Information given:

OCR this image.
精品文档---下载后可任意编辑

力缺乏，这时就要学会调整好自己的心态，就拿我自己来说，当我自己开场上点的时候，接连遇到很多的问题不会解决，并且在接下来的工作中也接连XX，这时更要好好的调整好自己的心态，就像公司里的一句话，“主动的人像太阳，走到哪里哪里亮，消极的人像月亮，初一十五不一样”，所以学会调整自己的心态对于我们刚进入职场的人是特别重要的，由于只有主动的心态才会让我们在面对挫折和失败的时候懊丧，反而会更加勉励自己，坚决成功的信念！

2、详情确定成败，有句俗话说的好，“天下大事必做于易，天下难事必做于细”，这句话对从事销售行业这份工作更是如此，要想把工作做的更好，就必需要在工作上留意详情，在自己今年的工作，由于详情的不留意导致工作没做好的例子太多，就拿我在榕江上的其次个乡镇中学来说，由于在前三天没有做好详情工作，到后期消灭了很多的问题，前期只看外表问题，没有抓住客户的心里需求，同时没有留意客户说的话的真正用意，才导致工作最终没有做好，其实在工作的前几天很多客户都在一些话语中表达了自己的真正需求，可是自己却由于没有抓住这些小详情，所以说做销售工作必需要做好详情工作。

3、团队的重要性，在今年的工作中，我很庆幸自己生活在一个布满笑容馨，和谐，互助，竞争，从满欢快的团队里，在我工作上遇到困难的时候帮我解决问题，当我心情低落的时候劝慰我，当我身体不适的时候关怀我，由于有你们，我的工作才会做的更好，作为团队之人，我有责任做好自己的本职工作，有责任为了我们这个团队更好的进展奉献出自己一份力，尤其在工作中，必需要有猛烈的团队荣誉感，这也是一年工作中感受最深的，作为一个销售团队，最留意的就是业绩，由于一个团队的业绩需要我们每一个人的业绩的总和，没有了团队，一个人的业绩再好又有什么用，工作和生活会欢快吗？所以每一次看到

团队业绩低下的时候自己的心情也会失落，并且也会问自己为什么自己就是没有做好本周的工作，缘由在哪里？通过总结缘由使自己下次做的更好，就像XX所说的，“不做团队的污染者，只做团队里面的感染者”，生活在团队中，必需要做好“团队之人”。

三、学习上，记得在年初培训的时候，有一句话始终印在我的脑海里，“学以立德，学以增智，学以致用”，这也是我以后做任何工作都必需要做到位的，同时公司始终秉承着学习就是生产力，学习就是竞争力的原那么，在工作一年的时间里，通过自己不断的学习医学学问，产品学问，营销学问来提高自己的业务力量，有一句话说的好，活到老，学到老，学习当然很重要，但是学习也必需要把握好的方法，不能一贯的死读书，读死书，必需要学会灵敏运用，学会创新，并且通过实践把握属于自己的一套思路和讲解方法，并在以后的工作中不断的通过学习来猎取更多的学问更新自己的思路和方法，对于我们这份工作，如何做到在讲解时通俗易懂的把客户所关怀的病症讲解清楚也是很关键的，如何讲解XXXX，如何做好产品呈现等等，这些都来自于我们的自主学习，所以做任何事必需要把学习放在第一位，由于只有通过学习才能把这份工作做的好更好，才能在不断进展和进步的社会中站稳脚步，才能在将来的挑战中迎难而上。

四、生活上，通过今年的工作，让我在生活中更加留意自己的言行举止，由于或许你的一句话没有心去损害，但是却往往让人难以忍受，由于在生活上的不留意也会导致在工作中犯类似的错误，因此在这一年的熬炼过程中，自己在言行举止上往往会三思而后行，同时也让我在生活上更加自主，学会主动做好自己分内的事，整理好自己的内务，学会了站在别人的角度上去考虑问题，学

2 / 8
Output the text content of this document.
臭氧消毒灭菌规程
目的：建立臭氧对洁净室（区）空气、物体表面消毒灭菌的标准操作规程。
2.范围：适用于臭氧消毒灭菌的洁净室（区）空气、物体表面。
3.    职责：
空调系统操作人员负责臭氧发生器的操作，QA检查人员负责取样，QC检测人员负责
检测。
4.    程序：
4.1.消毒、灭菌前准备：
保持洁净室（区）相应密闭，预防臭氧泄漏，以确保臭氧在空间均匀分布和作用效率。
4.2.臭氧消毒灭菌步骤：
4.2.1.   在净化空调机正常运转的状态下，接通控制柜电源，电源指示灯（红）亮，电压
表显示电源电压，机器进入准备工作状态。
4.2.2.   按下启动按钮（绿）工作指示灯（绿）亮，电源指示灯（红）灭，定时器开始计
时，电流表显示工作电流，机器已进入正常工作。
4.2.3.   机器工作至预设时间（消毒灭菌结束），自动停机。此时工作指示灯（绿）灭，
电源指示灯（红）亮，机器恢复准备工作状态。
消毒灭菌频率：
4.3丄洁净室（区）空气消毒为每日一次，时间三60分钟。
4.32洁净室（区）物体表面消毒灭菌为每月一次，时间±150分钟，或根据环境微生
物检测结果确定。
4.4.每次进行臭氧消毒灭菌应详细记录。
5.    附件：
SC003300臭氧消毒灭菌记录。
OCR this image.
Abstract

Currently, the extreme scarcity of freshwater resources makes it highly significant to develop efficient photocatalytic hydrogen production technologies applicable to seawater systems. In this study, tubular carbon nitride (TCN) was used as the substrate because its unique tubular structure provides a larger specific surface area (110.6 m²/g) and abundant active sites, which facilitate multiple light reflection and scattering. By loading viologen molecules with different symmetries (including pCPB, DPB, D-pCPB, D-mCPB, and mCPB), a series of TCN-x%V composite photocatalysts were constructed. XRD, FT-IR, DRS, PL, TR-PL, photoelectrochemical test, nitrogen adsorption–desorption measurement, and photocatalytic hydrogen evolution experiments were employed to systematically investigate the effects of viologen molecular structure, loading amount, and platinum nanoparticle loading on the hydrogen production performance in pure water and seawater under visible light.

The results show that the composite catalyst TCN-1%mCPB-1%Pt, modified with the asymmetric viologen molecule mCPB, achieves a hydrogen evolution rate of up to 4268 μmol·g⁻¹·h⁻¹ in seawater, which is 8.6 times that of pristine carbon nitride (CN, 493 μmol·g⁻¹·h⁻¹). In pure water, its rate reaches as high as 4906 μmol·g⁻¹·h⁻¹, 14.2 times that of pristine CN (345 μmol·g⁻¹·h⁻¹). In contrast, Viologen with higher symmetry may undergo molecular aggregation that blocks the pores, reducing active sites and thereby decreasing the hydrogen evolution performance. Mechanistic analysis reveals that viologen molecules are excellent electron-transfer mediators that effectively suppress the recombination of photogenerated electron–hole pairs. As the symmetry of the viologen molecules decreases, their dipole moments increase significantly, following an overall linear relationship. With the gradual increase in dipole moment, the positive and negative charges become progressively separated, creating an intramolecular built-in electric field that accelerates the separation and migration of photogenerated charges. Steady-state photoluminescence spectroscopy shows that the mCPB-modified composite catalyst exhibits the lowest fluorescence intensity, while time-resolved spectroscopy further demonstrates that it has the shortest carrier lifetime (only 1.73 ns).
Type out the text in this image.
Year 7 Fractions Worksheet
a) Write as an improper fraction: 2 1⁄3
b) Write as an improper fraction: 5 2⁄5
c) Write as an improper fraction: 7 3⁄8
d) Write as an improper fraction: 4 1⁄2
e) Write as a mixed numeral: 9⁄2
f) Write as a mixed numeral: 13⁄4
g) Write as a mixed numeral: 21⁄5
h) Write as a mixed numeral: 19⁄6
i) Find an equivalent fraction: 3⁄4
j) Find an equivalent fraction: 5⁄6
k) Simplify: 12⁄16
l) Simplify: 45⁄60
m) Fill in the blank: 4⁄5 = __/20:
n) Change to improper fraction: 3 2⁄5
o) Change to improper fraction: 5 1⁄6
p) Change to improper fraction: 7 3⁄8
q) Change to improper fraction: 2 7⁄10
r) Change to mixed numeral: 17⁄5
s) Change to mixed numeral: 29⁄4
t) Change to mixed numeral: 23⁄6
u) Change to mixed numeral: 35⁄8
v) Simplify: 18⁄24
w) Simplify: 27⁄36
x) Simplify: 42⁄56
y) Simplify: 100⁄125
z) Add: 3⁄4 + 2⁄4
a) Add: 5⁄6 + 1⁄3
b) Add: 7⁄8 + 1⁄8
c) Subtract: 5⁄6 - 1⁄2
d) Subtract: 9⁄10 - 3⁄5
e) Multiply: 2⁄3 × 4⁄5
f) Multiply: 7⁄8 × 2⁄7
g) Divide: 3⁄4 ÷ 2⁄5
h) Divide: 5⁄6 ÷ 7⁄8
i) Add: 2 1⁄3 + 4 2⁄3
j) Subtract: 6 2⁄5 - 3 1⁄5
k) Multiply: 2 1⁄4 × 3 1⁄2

Exercise description:
Each line in the data that holds the string "improper" should be found and copied.

Response:
a) Write as an improper fraction: 2 1⁄3
b) Write as an improper fraction: 5 2⁄5
c) Write as an improper fraction: 7 3⁄8
d) Write as an improper fraction: 4 1⁄2
n) Change to improper fraction: 3 2⁄5
o) Change to improper fraction: 5 1⁄6
p) Change to improper fraction: 7 3⁄8
q) Change to improper fraction: 2 7⁄10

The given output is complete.